TESTO:

· · · · · · ·

Costoro dimenticano che lo sfascio progressivo politico di tutto il sistema partitico è da attribuire non soltanto alla DC al PSI, ma tutti i partiti – PCI incluso con il pentapartito aveva occasionalmente collaborato negli anni. I “miracoli” di Mikhail Gorbaciov non erano abbastanza per un partito che aspirava sì all’utopico comunismo democratico, ma che arrivò alla fine della Guerra Fredda stremato e prossimo ad una guerra interna sull’identità comunista stessa. Per ovviare alle evidenti crisi del movimento operaio internazionale, il PCI-PDS continuò a battere sulla presunta “diversità” della sinistra comunista sul piano morale. Ad alzare la voce, all’inizio del “passatopresente (1990-1991), non c’erano solo Segni e i radicali, Leoluca Orlando e Umberto Bossi, ma anche il presidente della Repubblica Francesco Cossiga. Che per certi versi forzò i limiti del suo mandato costituzionale. Gli anni esaminati dall’autrice erano caratterizzati da una grande mediaticità.

· · · · · · ·

Record di annotazione spaziale:
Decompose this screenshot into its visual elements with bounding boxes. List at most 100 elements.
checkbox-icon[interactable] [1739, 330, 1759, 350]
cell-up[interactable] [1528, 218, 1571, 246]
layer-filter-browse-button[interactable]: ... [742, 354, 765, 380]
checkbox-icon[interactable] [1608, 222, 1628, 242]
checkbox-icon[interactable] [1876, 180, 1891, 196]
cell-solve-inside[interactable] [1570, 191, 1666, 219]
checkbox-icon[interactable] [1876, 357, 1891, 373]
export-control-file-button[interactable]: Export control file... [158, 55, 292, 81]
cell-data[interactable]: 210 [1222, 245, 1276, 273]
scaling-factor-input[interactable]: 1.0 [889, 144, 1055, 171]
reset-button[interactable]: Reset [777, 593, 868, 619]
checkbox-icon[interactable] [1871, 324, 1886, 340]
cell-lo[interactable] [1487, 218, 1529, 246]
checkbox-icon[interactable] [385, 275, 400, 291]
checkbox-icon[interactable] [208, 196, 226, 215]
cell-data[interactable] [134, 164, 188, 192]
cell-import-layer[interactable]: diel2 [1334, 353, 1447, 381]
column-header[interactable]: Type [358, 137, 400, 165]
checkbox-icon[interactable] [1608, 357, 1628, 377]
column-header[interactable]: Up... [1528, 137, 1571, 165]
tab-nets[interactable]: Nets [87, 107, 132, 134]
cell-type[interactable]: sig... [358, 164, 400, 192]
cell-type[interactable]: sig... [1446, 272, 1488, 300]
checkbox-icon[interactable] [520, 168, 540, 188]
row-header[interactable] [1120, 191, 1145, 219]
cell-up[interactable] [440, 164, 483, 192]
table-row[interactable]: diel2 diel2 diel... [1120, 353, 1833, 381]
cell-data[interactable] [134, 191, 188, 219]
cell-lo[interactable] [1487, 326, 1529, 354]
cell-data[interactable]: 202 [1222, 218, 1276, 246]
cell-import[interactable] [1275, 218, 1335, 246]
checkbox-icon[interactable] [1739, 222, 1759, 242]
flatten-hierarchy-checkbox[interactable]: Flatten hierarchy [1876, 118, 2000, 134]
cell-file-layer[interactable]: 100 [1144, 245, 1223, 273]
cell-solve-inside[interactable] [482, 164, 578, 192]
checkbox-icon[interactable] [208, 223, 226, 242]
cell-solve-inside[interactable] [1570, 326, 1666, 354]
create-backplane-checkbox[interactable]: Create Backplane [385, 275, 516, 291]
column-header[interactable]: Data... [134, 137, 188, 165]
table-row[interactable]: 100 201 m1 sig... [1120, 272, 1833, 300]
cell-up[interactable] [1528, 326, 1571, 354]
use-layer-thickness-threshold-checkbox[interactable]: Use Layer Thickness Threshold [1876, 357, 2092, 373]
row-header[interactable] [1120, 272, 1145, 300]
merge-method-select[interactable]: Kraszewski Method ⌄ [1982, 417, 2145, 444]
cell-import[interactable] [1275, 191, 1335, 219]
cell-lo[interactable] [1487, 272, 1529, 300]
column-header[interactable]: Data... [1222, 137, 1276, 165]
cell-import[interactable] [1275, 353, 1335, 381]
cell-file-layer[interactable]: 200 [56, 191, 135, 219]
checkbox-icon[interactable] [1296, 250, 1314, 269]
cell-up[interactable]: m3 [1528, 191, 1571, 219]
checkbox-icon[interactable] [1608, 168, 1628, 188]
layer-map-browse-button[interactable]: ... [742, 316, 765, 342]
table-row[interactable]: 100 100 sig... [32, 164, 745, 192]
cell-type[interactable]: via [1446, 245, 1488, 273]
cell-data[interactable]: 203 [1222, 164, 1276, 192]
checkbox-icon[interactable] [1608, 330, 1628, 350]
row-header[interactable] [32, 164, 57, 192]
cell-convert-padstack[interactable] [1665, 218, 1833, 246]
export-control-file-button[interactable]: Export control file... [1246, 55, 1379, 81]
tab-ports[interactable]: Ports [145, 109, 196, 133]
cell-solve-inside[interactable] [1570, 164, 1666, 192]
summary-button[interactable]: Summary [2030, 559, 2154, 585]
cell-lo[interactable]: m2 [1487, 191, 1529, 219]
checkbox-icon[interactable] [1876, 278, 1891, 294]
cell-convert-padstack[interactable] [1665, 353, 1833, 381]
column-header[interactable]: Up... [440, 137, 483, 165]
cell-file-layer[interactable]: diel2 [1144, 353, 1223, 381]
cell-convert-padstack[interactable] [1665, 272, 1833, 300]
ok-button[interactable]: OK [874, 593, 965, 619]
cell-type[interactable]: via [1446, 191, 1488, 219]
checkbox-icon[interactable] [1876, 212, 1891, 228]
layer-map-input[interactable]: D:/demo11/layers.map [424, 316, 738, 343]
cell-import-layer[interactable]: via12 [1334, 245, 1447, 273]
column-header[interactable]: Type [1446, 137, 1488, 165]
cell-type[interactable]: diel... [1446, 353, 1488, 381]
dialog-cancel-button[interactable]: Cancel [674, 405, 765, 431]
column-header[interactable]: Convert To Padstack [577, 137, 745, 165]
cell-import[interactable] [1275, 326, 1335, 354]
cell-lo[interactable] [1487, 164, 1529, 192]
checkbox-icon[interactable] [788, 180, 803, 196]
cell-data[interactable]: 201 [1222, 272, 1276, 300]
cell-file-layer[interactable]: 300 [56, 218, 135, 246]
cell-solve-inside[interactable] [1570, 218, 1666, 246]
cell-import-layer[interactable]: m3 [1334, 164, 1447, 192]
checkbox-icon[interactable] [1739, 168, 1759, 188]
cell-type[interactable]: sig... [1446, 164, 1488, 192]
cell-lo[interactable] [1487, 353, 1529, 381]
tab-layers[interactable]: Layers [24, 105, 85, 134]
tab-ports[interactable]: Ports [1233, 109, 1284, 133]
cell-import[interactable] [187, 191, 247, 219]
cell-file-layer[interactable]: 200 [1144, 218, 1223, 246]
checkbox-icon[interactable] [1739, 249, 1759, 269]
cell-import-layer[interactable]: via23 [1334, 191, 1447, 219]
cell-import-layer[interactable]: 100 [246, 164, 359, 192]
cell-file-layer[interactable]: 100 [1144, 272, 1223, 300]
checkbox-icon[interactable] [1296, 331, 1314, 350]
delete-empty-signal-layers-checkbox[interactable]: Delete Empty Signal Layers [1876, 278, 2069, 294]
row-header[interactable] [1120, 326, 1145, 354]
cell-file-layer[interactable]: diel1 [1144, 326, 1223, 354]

· · · · · · ·

COMPITO ASSEGNATO 1: Trascrivi senza alcuna modifica i record, dalla prima riga fino alla riga che contiene "column-header[interactable]: Type [358, 137, 400, 165]", entrambe incluse.
COMPITO ASSEGNATO 2: Prosegui il testo sulla crisi del sistema partitico italiano a partire dall'ultima frase riportata.

SOLUZIONE ESERCIZIO 1:
Decompose this screenshot into its visual elements with bounding boxes. List at most 100 elements.
checkbox-icon[interactable] [1739, 330, 1759, 350]
cell-up[interactable] [1528, 218, 1571, 246]
layer-filter-browse-button[interactable]: ... [742, 354, 765, 380]
checkbox-icon[interactable] [1608, 222, 1628, 242]
checkbox-icon[interactable] [1876, 180, 1891, 196]
cell-solve-inside[interactable] [1570, 191, 1666, 219]
checkbox-icon[interactable] [1876, 357, 1891, 373]
export-control-file-button[interactable]: Export control file... [158, 55, 292, 81]
cell-data[interactable]: 210 [1222, 245, 1276, 273]
scaling-factor-input[interactable]: 1.0 [889, 144, 1055, 171]
reset-button[interactable]: Reset [777, 593, 868, 619]
checkbox-icon[interactable] [1871, 324, 1886, 340]
cell-lo[interactable] [1487, 218, 1529, 246]
checkbox-icon[interactable] [385, 275, 400, 291]
checkbox-icon[interactable] [208, 196, 226, 215]
cell-data[interactable] [134, 164, 188, 192]
cell-import-layer[interactable]: diel2 [1334, 353, 1447, 381]
column-header[interactable]: Type [358, 137, 400, 165]

SOLUZIONE ESERCIZIO 2:
Gli show populisti “Samarcanda” di Michele Santoro e “Profondo Nord” di Gad Lerner diventarono arene in cui i politici si azzuffavano, accentuando il decadimento di fine-epoca del “passatopresente”. I cittadini assistevano. Ed erano attori primari nella «favola di una società civile sana, dominata per quasi mezzo secolo da partiti corrotti, collusi con la criminalità organizzata, colpevoli di averne dilapidato le risorse economiche e persino di aver tramato contro le istituzioni democratiche», scrive Colarizi. «Un mito devastante che avrebbe contribuito a distruggere il sistema della Prima Repubblica […]. Un mito assolutorio […] che aveva impresso […] la falsa e rassicurante immagine di un popolo incorrotto contro l’evidenza, invece, di una cittadinanza afflitta dalle stesse mani dei suoi governanti, con i quali per mezzo secolo aveva stretto patti taciti e garanzia di una grande e piccola illegalità, diffusa in ogni strato sociale e inquinante ogni istituzione pubblica e privata».

I media giocarono un ruolo essenziale durante la Mani Pulite. Gli studi tv si trasformarono in piazze dove si urlava e accusava – degni ambienti degli haters pre-XXI secolo su Facebook e Twitter. Particolarmente sconveniente secondo Colarizi fu il fatto che alcuni magistrati si sentirono supplenti delle forze politiche. Un’invasione di campo dei poteri dello Stato senza precedenti. Dopo il caso di Mario Chiesa, coinvolti anche gli ex sindaci di Milano Carlo Tognoli e Paolo Pillitteri, dunque il repubblicano Antonio Del Pennino e il pidiessino Gianni Cervetti. A seguito della chiamata in correità di Craxi alla Camera il 3 luglio 1992 altri episodi tragici si susseguirono nell’ambito della rivoluzione politico-giudiziaria. Sul banco degli imputati. La classe politica nel suo complesso, ma poi alcuni suicidi, i metodi controversi della carcerazione preventiva e il ruolo di Antonio Di Pietro, idolo della folla durante le inchieste.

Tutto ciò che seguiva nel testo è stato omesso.